Rows from a figure dataset:
-----

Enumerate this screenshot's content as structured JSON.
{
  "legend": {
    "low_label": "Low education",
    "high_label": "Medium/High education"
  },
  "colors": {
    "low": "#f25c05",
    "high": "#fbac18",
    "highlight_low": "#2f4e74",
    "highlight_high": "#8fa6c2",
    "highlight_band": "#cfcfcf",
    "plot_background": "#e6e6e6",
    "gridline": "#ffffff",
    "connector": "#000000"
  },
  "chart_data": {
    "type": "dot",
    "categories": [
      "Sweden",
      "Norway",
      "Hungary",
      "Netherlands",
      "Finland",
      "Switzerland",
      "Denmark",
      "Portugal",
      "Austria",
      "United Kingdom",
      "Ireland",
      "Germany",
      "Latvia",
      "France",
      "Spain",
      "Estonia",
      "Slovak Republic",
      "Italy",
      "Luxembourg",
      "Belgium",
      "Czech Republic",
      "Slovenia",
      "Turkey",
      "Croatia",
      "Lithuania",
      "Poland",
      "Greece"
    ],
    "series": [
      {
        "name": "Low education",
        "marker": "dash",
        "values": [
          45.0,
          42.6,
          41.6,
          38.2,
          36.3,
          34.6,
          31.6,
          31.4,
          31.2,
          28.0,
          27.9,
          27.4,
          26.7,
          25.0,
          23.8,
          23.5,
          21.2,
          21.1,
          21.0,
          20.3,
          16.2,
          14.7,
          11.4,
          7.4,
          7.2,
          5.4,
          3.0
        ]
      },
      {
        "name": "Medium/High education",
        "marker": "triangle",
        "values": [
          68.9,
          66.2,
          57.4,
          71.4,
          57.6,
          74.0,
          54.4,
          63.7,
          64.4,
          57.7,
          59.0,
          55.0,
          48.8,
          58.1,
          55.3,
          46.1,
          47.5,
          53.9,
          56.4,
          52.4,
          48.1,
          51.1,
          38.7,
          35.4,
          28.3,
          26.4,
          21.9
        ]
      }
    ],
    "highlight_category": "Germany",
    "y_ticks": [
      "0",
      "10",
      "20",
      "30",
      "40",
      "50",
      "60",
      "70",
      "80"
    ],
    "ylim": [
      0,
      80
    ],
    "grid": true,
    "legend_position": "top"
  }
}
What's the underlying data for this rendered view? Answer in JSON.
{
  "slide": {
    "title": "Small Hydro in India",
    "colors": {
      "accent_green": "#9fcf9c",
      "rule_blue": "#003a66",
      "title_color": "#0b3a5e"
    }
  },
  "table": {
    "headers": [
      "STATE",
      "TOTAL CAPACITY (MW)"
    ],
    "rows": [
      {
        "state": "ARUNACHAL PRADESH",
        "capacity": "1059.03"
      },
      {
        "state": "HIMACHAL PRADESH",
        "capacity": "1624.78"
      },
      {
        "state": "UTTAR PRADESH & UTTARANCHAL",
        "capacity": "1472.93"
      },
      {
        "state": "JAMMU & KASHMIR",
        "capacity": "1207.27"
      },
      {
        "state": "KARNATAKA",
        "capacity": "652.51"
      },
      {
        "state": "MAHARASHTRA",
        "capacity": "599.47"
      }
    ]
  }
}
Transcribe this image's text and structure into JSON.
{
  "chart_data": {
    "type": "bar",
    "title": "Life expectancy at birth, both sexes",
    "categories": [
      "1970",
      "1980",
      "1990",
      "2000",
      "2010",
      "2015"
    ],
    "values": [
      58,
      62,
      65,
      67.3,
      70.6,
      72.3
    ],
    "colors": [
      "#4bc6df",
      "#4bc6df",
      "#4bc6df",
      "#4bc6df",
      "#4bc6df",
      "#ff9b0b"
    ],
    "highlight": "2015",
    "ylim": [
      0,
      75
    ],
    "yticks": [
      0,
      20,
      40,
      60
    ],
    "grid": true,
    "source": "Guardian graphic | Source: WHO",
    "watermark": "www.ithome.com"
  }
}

-----

[The request]:
Print out the whole listing exactly as it appears.

[Solved problem]:
Enumerate this screenshot's content as structured JSON.
{
  "legend": {
    "low_label": "Low education",
    "high_label": "Medium/High education"
  },
  "colors": {
    "low": "#f25c05",
    "high": "#fbac18",
    "highlight_low": "#2f4e74",
    "highlight_high": "#8fa6c2",
    "highlight_band": "#cfcfcf",
    "plot_background": "#e6e6e6",
    "gridline": "#ffffff",
    "connector": "#000000"
  },
  "chart_data": {
    "type": "dot",
    "categories": [
      "Sweden",
      "Norway",
      "Hungary",
      "Netherlands",
      "Finland",
      "Switzerland",
      "Denmark",
      "Portugal",
      "Austria",
      "United Kingdom",
      "Ireland",
      "Germany",
      "Latvia",
      "France",
      "Spain",
      "Estonia",
      "Slovak Republic",
      "Italy",
      "Luxembourg",
      "Belgium",
      "Czech Republic",
      "Slovenia",
      "Turkey",
      "Croatia",
      "Lithuania",
      "Poland",
      "Greece"
    ],
    "series": [
      {
        "name": "Low education",
        "marker": "dash",
        "values": [
          45.0,
          42.6,
          41.6,
          38.2,
          36.3,
          34.6,
          31.6,
          31.4,
          31.2,
          28.0,
          27.9,
          27.4,
          26.7,
          25.0,
          23.8,
          23.5,
          21.2,
          21.1,
          21.0,
          20.3,
          16.2,
          14.7,
          11.4,
          7.4,
          7.2,
          5.4,
          3.0
        ]
      },
      {
        "name": "Medium/High education",
        "marker": "triangle",
        "values": [
          68.9,
          66.2,
          57.4,
          71.4,
          57.6,
          74.0,
          54.4,
          63.7,
          64.4,
          57.7,
          59.0,
          55.0,
          48.8,
          58.1,
          55.3,
          46.1,
          47.5,
          53.9,
          56.4,
          52.4,
          48.1,
          51.1,
          38.7,
          35.4,
          28.3,
          26.4,
          21.9
        ]
      }
    ],
    "highlight_category": "Germany",
    "y_ticks": [
      "0",
      "10",
      "20",
      "30",
      "40",
      "50",
      "60",
      "70",
      "80"
    ],
    "ylim": [
      0,
      80
    ],
    "grid": true,
    "legend_position": "top"
  }
}
What's the underlying data for this rendered view? Answer in JSON.
{
  "slide": {
    "title": "Small Hydro in India",
    "colors": {
      "accent_green": "#9fcf9c",
      "rule_blue": "#003a66",
      "title_color": "#0b3a5e"
    }
  },
  "table": {
    "headers": [
      "STATE",
      "TOTAL CAPACITY (MW)"
    ],
    "rows": [
      {
        "state": "ARUNACHAL PRADESH",
        "capacity": "1059.03"
      },
      {
        "state": "HIMACHAL PRADESH",
        "capacity": "1624.78"
      },
      {
        "state": "UTTAR PRADESH & UTTARANCHAL",
        "capacity": "1472.93"
      },
      {
        "state": "JAMMU & KASHMIR",
        "capacity": "1207.27"
      },
      {
        "state": "KARNATAKA",
        "capacity": "652.51"
      },
      {
        "state": "MAHARASHTRA",
        "capacity": "599.47"
      }
    ]
  }
}
Transcribe this image's text and structure into JSON.
{
  "chart_data": {
    "type": "bar",
    "title": "Life expectancy at birth, both sexes",
    "categories": [
      "1970",
      "1980",
      "1990",
      "2000",
      "2010",
      "2015"
    ],
    "values": [
      58,
      62,
      65,
      67.3,
      70.6,
      72.3
    ],
    "colors": [
      "#4bc6df",
      "#4bc6df",
      "#4bc6df",
      "#4bc6df",
      "#4bc6df",
      "#ff9b0b"
    ],
    "highlight": "2015",
    "ylim": [
      0,
      75
    ],
    "yticks": [
      0,
      20,
      40,
      60
    ],
    "grid": true,
    "source": "Guardian graphic | Source: WHO",
    "watermark": "www.ithome.com"
  }
}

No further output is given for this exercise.